Written by Gary North on February 26, 2014

When you think “Mt. Gox,” think “Enron.”

When something this devastating happens to the biggest exchange in an experiment designed by anonymous Japanese programmers, the industry is not going to recover rapidly. Other firms in this industry now have a real marketing problem.

The disappearance of the Mt. Gox Bitcoins exchange is a major setback for the future of Bitcoins. It will keep out serious money until the industry is regulated by major governments. The move toward regulation has already begun. This will accelerate it.

Representatives of surviving Bitcoins firms assure us that this is just a minor setback. But it is not a minor setback. When the biggest Bitcoins exchange in the world goes belly-up, and it takes an estimated $409 million worth of investors’ funds with it, the market cannot attract new investors easily. The sheep have now seen what can happen to them. The official assurances from rival firms do not deal with this fear: “It can happen again. Investors will be left with nothing.” How can the survivors prove this is wrong? No one even knows what happened. There is o recourse. It was all private. It was all based on trust. Those who trusted some kid have lost their money.

From day one, Bitcoins were sold to libertarian investors on the basis that they are unregulated. This, we were assured by promoters, would make Bitcoins into worldwide libertarian money. Now, the “new, improved” Bitcoins will be regulated by the Securities and Exchange Commission and the Federal Reserve. Faith must be restored in Bitcoins. The solution? Bring in the Feds!

### PROVIDED DATA

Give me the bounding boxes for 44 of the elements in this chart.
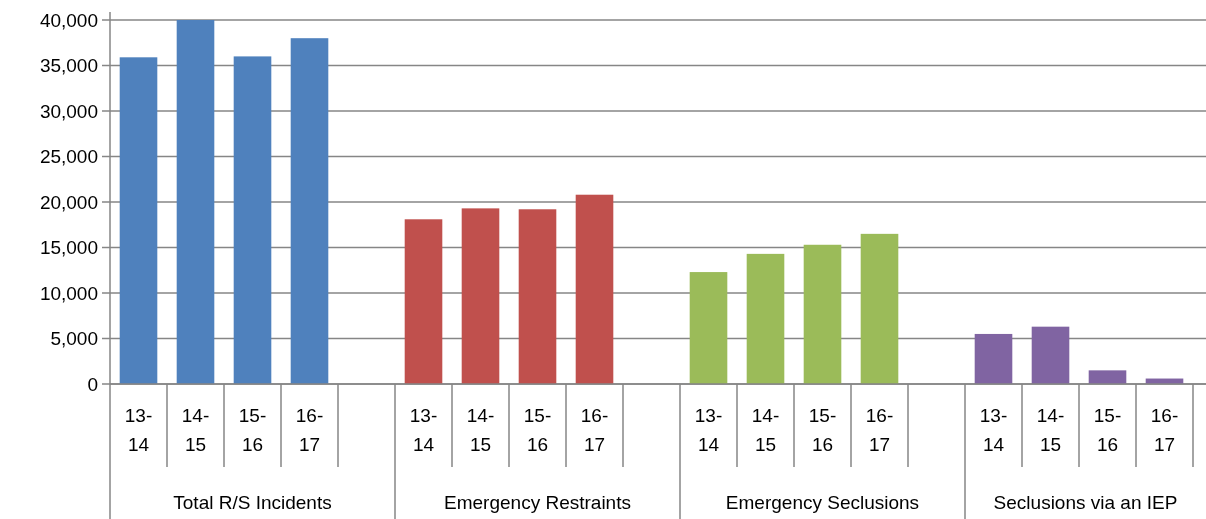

### TASKS TO PERFORM
1. Reproduce everything in the Mt. Gox article from "When you think" down to "will accelerate it.".
2. Carry on the article about the Mt. Gox collapse from the point where it stops.

### ANSWERS TO THE EXERCISE
1.
When you think “Mt. Gox,” think “Enron.”

When something this devastating happens to the biggest exchange in an experiment designed by anonymous Japanese programmers, the industry is not going to recover rapidly. Other firms in this industry now have a real marketing problem.

The disappearance of the Mt. Gox Bitcoins exchange is a major setback for the future of Bitcoins. It will keep out serious money until the industry is regulated by major governments. The move toward regulation has already begun. This will accelerate it.

2.
The biggest promoters of Bitcoins are the Winklevoss brothers, the guys who sued Mark Zuckerberg, and got rich doing it. They have bought shares in Bitcoins companies. They are starting an ETF for Bitcoins. They have decided to name it Winkdex.

These boys are not marketers. First, Winkdex sounds like something you clean your windows with. Anything that cleans your windows may also clean your clock. Second, for older people, it sounds like Winky Dink, a TV cartoon character of the 1950’s.

Nobody understood the whole bitcoins thing from the beginning. People understand gold. They do not understand algorithms. When an algorithm is created by a Japanese programmer or team of programmers with a fake name, you’re not going to get major support from the financial community. The financial community is not going to put its money into this, because an industry has to be regulated by the government to attract big money. You have to go to the Securities and Exchange Commission, as the Winklevoss brothers did last year. You have to come under Federal Reserve scrutiny. Plans are ready to create a market for Bitcoins. Banks will be involved. The government will regulate it.

(For the rest of my article, click the link.)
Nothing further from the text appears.